Scan the lines below for the string "this" and copy every one that has it.
─── Items ───
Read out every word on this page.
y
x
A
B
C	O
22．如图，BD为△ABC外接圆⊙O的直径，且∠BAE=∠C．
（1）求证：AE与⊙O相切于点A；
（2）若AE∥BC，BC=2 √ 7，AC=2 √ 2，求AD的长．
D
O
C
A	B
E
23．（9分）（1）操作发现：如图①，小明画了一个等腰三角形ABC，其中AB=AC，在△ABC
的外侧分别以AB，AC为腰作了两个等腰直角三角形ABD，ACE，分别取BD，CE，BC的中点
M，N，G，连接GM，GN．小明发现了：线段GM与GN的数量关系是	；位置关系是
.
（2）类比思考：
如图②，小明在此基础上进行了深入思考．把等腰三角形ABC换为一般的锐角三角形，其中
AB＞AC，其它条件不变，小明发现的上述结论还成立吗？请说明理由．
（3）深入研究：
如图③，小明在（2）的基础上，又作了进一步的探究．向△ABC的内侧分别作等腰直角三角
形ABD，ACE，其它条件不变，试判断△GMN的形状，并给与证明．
───
─── Items ───
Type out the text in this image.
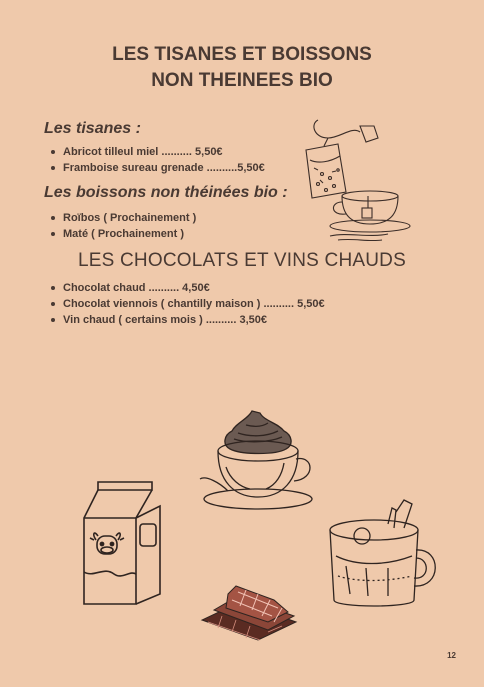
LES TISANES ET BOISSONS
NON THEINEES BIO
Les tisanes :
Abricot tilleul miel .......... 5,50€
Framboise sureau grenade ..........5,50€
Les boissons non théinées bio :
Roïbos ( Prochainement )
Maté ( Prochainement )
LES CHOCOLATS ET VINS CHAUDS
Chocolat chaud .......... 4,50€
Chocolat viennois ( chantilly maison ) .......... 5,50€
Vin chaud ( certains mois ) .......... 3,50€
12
───
Answer to the exercise:
Read out every word on this page.
Type out the text in this image.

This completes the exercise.